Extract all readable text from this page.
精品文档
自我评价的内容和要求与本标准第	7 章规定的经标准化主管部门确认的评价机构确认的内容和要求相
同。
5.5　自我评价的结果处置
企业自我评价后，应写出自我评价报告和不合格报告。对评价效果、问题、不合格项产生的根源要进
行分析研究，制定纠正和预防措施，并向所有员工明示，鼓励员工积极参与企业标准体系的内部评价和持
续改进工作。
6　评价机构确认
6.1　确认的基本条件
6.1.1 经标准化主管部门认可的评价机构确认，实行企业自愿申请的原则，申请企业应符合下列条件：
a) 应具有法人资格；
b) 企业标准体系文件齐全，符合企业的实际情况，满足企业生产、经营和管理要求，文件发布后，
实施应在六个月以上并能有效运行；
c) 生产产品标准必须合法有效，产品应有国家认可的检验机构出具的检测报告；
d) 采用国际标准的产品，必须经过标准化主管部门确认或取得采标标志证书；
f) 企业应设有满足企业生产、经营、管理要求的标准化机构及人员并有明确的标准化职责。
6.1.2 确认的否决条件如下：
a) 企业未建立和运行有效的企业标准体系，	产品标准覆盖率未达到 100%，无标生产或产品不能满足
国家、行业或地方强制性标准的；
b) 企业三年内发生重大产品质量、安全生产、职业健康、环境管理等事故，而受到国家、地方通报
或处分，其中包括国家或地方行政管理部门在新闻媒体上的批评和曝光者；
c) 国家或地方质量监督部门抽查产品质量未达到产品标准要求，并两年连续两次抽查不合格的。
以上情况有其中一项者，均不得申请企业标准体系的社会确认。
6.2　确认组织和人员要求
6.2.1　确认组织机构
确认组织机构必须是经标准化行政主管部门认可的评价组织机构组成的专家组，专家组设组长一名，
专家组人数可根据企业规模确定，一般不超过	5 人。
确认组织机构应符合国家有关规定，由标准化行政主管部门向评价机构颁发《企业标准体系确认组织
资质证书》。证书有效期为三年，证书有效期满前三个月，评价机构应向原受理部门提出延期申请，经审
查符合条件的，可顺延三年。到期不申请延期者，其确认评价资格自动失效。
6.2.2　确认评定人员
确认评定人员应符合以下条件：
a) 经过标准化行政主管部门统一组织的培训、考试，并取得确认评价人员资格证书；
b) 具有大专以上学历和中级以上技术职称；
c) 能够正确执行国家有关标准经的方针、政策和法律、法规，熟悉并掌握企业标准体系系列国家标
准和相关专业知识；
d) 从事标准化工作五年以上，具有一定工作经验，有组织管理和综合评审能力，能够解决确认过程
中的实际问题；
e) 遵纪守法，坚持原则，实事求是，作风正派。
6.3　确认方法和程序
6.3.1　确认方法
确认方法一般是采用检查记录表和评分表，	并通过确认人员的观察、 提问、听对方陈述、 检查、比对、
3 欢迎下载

────────────────

Repeat all entries. Match them exactly.

**Output**
Extract all readable text from this page.
精品文档
自我评价的内容和要求与本标准第	7 章规定的经标准化主管部门确认的评价机构确认的内容和要求相
同。
5.5　自我评价的结果处置
企业自我评价后，应写出自我评价报告和不合格报告。对评价效果、问题、不合格项产生的根源要进
行分析研究，制定纠正和预防措施，并向所有员工明示，鼓励员工积极参与企业标准体系的内部评价和持
续改进工作。
6　评价机构确认
6.1　确认的基本条件
6.1.1 经标准化主管部门认可的评价机构确认，实行企业自愿申请的原则，申请企业应符合下列条件：
a) 应具有法人资格；
b) 企业标准体系文件齐全，符合企业的实际情况，满足企业生产、经营和管理要求，文件发布后，
实施应在六个月以上并能有效运行；
c) 生产产品标准必须合法有效，产品应有国家认可的检验机构出具的检测报告；
d) 采用国际标准的产品，必须经过标准化主管部门确认或取得采标标志证书；
f) 企业应设有满足企业生产、经营、管理要求的标准化机构及人员并有明确的标准化职责。
6.1.2 确认的否决条件如下：
a) 企业未建立和运行有效的企业标准体系，	产品标准覆盖率未达到 100%，无标生产或产品不能满足
国家、行业或地方强制性标准的；
b) 企业三年内发生重大产品质量、安全生产、职业健康、环境管理等事故，而受到国家、地方通报
或处分，其中包括国家或地方行政管理部门在新闻媒体上的批评和曝光者；
c) 国家或地方质量监督部门抽查产品质量未达到产品标准要求，并两年连续两次抽查不合格的。
以上情况有其中一项者，均不得申请企业标准体系的社会确认。
6.2　确认组织和人员要求
6.2.1　确认组织机构
确认组织机构必须是经标准化行政主管部门认可的评价组织机构组成的专家组，专家组设组长一名，
专家组人数可根据企业规模确定，一般不超过	5 人。
确认组织机构应符合国家有关规定，由标准化行政主管部门向评价机构颁发《企业标准体系确认组织
资质证书》。证书有效期为三年，证书有效期满前三个月，评价机构应向原受理部门提出延期申请，经审
查符合条件的，可顺延三年。到期不申请延期者，其确认评价资格自动失效。
6.2.2　确认评定人员
确认评定人员应符合以下条件：
a) 经过标准化行政主管部门统一组织的培训、考试，并取得确认评价人员资格证书；
b) 具有大专以上学历和中级以上技术职称；
c) 能够正确执行国家有关标准经的方针、政策和法律、法规，熟悉并掌握企业标准体系系列国家标
准和相关专业知识；
d) 从事标准化工作五年以上，具有一定工作经验，有组织管理和综合评审能力，能够解决确认过程
中的实际问题；
e) 遵纪守法，坚持原则，实事求是，作风正派。
6.3　确认方法和程序
6.3.1　确认方法
确认方法一般是采用检查记录表和评分表，	并通过确认人员的观察、 提问、听对方陈述、 检查、比对、
3 欢迎下载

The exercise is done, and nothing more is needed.